• [RECORDS FOR THIS TASK]

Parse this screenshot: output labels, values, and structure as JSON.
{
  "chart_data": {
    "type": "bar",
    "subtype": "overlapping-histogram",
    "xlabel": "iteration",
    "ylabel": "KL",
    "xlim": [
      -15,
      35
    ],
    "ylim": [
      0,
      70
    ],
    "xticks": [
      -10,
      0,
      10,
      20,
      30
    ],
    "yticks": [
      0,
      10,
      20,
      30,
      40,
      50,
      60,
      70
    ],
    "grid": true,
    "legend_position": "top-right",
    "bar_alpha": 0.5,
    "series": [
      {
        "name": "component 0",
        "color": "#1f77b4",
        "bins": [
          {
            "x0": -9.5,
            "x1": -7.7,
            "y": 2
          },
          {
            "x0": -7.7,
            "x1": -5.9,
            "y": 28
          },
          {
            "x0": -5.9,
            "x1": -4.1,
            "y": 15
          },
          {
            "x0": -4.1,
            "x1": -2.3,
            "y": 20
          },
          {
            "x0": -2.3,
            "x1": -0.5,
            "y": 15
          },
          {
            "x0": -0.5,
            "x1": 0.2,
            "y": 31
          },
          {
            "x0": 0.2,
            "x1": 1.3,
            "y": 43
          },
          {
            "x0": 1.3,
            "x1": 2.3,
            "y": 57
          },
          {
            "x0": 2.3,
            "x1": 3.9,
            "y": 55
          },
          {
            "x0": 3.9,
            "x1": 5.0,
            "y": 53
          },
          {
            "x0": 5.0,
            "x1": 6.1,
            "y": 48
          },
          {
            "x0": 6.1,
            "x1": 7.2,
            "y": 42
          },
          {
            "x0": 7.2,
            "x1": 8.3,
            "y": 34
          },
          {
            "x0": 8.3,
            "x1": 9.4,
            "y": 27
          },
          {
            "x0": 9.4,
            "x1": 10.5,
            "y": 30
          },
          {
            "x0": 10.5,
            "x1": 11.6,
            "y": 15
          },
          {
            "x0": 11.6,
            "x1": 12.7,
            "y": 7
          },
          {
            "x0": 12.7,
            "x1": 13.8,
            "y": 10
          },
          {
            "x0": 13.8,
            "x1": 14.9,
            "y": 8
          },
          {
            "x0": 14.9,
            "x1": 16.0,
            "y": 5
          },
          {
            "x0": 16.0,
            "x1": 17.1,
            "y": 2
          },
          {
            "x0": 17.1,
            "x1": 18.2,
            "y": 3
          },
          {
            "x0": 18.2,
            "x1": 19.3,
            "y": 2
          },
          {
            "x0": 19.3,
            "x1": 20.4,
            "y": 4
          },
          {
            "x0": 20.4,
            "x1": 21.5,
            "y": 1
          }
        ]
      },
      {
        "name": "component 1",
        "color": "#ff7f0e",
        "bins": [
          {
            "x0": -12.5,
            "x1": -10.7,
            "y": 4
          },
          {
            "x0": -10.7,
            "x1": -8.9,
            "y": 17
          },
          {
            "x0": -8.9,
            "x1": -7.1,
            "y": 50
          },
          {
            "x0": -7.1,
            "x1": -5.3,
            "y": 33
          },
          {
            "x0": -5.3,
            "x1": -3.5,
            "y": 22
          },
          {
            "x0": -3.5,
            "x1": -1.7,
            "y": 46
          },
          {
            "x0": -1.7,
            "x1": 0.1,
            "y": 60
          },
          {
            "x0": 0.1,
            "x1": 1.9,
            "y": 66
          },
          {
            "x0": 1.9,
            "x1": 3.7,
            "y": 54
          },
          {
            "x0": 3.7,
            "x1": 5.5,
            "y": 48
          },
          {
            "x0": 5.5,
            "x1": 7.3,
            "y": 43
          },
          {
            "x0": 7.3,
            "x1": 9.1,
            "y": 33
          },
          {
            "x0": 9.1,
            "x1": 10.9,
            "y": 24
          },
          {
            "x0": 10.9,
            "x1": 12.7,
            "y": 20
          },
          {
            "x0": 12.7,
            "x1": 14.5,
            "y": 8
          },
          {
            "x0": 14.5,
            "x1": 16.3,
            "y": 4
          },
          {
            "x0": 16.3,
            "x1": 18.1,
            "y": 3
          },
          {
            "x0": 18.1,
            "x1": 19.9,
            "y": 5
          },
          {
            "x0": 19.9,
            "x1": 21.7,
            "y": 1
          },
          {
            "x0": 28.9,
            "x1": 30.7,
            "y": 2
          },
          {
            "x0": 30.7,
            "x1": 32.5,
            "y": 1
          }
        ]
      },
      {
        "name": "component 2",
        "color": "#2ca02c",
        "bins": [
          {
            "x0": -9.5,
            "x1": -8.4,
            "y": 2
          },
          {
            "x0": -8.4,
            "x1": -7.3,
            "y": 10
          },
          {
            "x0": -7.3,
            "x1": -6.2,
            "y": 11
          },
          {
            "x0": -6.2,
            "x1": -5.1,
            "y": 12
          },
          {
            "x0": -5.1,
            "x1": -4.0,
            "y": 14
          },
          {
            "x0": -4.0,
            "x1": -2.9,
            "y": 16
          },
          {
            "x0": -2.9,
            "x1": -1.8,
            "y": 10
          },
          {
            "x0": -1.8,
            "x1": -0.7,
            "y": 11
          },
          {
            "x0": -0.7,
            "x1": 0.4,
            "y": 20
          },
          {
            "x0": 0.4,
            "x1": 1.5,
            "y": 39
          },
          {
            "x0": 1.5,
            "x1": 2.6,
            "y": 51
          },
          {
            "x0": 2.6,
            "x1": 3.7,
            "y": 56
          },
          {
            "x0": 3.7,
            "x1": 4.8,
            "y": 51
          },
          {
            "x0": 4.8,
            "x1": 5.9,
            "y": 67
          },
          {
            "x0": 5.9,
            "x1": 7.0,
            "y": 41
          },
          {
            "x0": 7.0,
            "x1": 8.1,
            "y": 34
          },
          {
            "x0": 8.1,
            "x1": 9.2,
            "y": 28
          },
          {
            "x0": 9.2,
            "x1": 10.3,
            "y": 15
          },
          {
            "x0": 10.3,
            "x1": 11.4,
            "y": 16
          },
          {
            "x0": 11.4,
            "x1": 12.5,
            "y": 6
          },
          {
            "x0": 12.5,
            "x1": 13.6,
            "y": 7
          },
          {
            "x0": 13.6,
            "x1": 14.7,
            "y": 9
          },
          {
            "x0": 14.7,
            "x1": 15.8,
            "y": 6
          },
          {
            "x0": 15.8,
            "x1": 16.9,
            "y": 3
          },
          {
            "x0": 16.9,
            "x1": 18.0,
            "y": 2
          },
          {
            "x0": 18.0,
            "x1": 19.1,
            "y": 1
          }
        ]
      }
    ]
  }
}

• [WHAT YOU ARE ASKED TO DO]
Repeat each entry word for word.

• [WRITTEN SOLUTION]
Parse this screenshot: output labels, values, and structure as JSON.
{
  "chart_data": {
    "type": "bar",
    "subtype": "overlapping-histogram",
    "xlabel": "iteration",
    "ylabel": "KL",
    "xlim": [
      -15,
      35
    ],
    "ylim": [
      0,
      70
    ],
    "xticks": [
      -10,
      0,
      10,
      20,
      30
    ],
    "yticks": [
      0,
      10,
      20,
      30,
      40,
      50,
      60,
      70
    ],
    "grid": true,
    "legend_position": "top-right",
    "bar_alpha": 0.5,
    "series": [
      {
        "name": "component 0",
        "color": "#1f77b4",
        "bins": [
          {
            "x0": -9.5,
            "x1": -7.7,
            "y": 2
          },
          {
            "x0": -7.7,
            "x1": -5.9,
            "y": 28
          },
          {
            "x0": -5.9,
            "x1": -4.1,
            "y": 15
          },
          {
            "x0": -4.1,
            "x1": -2.3,
            "y": 20
          },
          {
            "x0": -2.3,
            "x1": -0.5,
            "y": 15
          },
          {
            "x0": -0.5,
            "x1": 0.2,
            "y": 31
          },
          {
            "x0": 0.2,
            "x1": 1.3,
            "y": 43
          },
          {
            "x0": 1.3,
            "x1": 2.3,
            "y": 57
          },
          {
            "x0": 2.3,
            "x1": 3.9,
            "y": 55
          },
          {
            "x0": 3.9,
            "x1": 5.0,
            "y": 53
          },
          {
            "x0": 5.0,
            "x1": 6.1,
            "y": 48
          },
          {
            "x0": 6.1,
            "x1": 7.2,
            "y": 42
          },
          {
            "x0": 7.2,
            "x1": 8.3,
            "y": 34
          },
          {
            "x0": 8.3,
            "x1": 9.4,
            "y": 27
          },
          {
            "x0": 9.4,
            "x1": 10.5,
            "y": 30
          },
          {
            "x0": 10.5,
            "x1": 11.6,
            "y": 15
          },
          {
            "x0": 11.6,
            "x1": 12.7,
            "y": 7
          },
          {
            "x0": 12.7,
            "x1": 13.8,
            "y": 10
          },
          {
            "x0": 13.8,
            "x1": 14.9,
            "y": 8
          },
          {
            "x0": 14.9,
            "x1": 16.0,
            "y": 5
          },
          {
            "x0": 16.0,
            "x1": 17.1,
            "y": 2
          },
          {
            "x0": 17.1,
            "x1": 18.2,
            "y": 3
          },
          {
            "x0": 18.2,
            "x1": 19.3,
            "y": 2
          },
          {
            "x0": 19.3,
            "x1": 20.4,
            "y": 4
          },
          {
            "x0": 20.4,
            "x1": 21.5,
            "y": 1
          }
        ]
      },
      {
        "name": "component 1",
        "color": "#ff7f0e",
        "bins": [
          {
            "x0": -12.5,
            "x1": -10.7,
            "y": 4
          },
          {
            "x0": -10.7,
            "x1": -8.9,
            "y": 17
          },
          {
            "x0": -8.9,
            "x1": -7.1,
            "y": 50
          },
          {
            "x0": -7.1,
            "x1": -5.3,
            "y": 33
          },
          {
            "x0": -5.3,
            "x1": -3.5,
            "y": 22
          },
          {
            "x0": -3.5,
            "x1": -1.7,
            "y": 46
          },
          {
            "x0": -1.7,
            "x1": 0.1,
            "y": 60
          },
          {
            "x0": 0.1,
            "x1": 1.9,
            "y": 66
          },
          {
            "x0": 1.9,
            "x1": 3.7,
            "y": 54
          },
          {
            "x0": 3.7,
            "x1": 5.5,
            "y": 48
          },
          {
            "x0": 5.5,
            "x1": 7.3,
            "y": 43
          },
          {
            "x0": 7.3,
            "x1": 9.1,
            "y": 33
          },
          {
            "x0": 9.1,
            "x1": 10.9,
            "y": 24
          },
          {
            "x0": 10.9,
            "x1": 12.7,
            "y": 20
          },
          {
            "x0": 12.7,
            "x1": 14.5,
            "y": 8
          },
          {
            "x0": 14.5,
            "x1": 16.3,
            "y": 4
          },
          {
            "x0": 16.3,
            "x1": 18.1,
            "y": 3
          },
          {
            "x0": 18.1,
            "x1": 19.9,
            "y": 5
          },
          {
            "x0": 19.9,
            "x1": 21.7,
            "y": 1
          },
          {
            "x0": 28.9,
            "x1": 30.7,
            "y": 2
          },
          {
            "x0": 30.7,
            "x1": 32.5,
            "y": 1
          }
        ]
      },
      {
        "name": "component 2",
        "color": "#2ca02c",
        "bins": [
          {
            "x0": -9.5,
            "x1": -8.4,
            "y": 2
          },
          {
            "x0": -8.4,
            "x1": -7.3,
            "y": 10
          },
          {
            "x0": -7.3,
            "x1": -6.2,
            "y": 11
          },
          {
            "x0": -6.2,
            "x1": -5.1,
            "y": 12
          },
          {
            "x0": -5.1,
            "x1": -4.0,
            "y": 14
          },
          {
            "x0": -4.0,
            "x1": -2.9,
            "y": 16
          },
          {
            "x0": -2.9,
            "x1": -1.8,
            "y": 10
          },
          {
            "x0": -1.8,
            "x1": -0.7,
            "y": 11
          },
          {
            "x0": -0.7,
            "x1": 0.4,
            "y": 20
          },
          {
            "x0": 0.4,
            "x1": 1.5,
            "y": 39
          },
          {
            "x0": 1.5,
            "x1": 2.6,
            "y": 51
          },
          {
            "x0": 2.6,
            "x1": 3.7,
            "y": 56
          },
          {
            "x0": 3.7,
            "x1": 4.8,
            "y": 51
          },
          {
            "x0": 4.8,
            "x1": 5.9,
            "y": 67
          },
          {
            "x0": 5.9,
            "x1": 7.0,
            "y": 41
          },
          {
            "x0": 7.0,
            "x1": 8.1,
            "y": 34
          },
          {
            "x0": 8.1,
            "x1": 9.2,
            "y": 28
          },
          {
            "x0": 9.2,
            "x1": 10.3,
            "y": 15
          },
          {
            "x0": 10.3,
            "x1": 11.4,
            "y": 16
          },
          {
            "x0": 11.4,
            "x1": 12.5,
            "y": 6
          },
          {
            "x0": 12.5,
            "x1": 13.6,
            "y": 7
          },
          {
            "x0": 13.6,
            "x1": 14.7,
            "y": 9
          },
          {
            "x0": 14.7,
            "x1": 15.8,
            "y": 6
          },
          {
            "x0": 15.8,
            "x1": 16.9,
            "y": 3
          },
          {
            "x0": 16.9,
            "x1": 18.0,
            "y": 2
          },
          {
            "x0": 18.0,
            "x1": 19.1,
            "y": 1
          }
        ]
      }
    ]
  }
}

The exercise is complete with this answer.